— BEGIN RECORDS —

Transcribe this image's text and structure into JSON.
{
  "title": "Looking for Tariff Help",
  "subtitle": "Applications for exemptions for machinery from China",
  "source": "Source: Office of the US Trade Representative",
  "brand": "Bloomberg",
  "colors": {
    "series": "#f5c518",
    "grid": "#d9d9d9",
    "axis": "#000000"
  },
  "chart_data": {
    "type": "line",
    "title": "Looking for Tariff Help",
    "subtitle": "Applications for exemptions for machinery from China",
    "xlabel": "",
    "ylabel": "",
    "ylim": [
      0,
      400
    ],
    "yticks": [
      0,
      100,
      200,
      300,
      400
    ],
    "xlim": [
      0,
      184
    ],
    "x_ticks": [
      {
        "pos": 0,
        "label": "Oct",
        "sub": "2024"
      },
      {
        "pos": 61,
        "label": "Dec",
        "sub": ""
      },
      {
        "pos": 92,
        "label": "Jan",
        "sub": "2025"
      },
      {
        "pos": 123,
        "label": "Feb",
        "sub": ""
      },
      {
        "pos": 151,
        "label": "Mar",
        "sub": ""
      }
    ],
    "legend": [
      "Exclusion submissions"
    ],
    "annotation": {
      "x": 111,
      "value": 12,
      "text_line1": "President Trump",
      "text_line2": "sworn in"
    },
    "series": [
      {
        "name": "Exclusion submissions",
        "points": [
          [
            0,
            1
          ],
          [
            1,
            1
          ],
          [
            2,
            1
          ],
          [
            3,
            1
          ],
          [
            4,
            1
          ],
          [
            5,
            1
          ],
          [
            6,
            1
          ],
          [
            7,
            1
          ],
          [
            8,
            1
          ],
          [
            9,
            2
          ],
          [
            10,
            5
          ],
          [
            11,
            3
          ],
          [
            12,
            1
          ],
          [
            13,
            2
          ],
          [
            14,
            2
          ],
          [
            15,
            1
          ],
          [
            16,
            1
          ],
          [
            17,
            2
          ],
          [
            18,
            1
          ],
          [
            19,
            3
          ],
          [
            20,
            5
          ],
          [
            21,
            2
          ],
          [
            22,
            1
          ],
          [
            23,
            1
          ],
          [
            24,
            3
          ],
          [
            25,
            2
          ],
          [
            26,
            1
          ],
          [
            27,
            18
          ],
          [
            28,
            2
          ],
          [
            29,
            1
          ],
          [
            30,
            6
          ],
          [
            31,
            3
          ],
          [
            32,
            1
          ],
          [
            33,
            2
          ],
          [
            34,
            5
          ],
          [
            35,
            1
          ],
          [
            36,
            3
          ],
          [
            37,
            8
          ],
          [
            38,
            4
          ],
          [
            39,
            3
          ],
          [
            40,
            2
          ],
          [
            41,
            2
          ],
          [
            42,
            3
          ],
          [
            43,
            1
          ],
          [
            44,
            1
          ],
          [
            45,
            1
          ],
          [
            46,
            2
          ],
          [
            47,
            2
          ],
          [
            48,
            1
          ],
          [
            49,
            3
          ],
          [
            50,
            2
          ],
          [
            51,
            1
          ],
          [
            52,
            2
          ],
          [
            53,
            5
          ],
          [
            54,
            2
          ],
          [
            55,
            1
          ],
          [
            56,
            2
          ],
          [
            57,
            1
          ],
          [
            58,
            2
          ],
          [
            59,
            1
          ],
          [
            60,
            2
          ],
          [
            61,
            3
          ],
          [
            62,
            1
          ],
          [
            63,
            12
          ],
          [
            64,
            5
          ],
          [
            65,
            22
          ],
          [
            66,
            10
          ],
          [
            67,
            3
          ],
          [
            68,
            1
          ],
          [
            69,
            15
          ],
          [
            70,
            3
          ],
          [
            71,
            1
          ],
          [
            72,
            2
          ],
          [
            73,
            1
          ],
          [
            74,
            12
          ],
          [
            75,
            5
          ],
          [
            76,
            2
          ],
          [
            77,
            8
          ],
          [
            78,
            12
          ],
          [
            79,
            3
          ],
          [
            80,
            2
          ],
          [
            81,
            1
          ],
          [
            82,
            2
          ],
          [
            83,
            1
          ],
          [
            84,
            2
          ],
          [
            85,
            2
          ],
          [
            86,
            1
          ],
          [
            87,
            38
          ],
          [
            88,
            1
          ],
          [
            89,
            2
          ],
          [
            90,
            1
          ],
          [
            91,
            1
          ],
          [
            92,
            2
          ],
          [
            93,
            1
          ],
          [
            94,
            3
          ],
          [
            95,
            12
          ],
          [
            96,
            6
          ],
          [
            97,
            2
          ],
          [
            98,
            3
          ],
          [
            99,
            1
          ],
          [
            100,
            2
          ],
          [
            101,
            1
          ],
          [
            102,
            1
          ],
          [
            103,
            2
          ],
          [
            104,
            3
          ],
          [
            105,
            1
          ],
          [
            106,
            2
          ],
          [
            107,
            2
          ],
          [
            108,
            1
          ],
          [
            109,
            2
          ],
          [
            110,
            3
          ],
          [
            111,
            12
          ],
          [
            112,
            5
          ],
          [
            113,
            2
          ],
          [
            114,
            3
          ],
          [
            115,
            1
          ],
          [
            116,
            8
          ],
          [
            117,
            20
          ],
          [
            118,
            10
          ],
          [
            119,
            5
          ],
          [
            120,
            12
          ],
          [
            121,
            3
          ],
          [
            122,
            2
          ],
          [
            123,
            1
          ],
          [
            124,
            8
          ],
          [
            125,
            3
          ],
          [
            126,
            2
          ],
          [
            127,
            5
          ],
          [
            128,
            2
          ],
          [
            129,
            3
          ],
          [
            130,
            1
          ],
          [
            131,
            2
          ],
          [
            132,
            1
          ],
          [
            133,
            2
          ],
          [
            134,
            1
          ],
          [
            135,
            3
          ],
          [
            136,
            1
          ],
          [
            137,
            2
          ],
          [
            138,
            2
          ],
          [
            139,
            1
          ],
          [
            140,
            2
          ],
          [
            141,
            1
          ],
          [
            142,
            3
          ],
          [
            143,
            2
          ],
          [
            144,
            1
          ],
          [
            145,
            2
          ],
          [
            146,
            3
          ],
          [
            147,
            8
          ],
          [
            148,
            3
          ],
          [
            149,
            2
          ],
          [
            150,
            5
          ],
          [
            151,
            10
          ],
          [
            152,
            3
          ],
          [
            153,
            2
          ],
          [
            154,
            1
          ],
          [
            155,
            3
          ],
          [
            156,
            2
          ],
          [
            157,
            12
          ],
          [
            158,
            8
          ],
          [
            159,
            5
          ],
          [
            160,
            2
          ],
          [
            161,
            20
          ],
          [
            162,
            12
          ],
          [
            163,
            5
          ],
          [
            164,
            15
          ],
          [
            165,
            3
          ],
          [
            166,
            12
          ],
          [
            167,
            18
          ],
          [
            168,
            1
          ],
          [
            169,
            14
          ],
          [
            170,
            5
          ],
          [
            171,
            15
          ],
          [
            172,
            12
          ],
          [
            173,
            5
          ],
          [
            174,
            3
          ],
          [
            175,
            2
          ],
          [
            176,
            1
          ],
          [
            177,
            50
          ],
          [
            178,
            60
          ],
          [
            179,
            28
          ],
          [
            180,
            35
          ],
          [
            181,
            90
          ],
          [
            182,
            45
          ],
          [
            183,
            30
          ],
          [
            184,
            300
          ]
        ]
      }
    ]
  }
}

— END RECORDS —

TASK TO CARRY OUT:
Determine how many lines of the material include the string "machinery". Output only that count.

EXERCISE RESULT:
2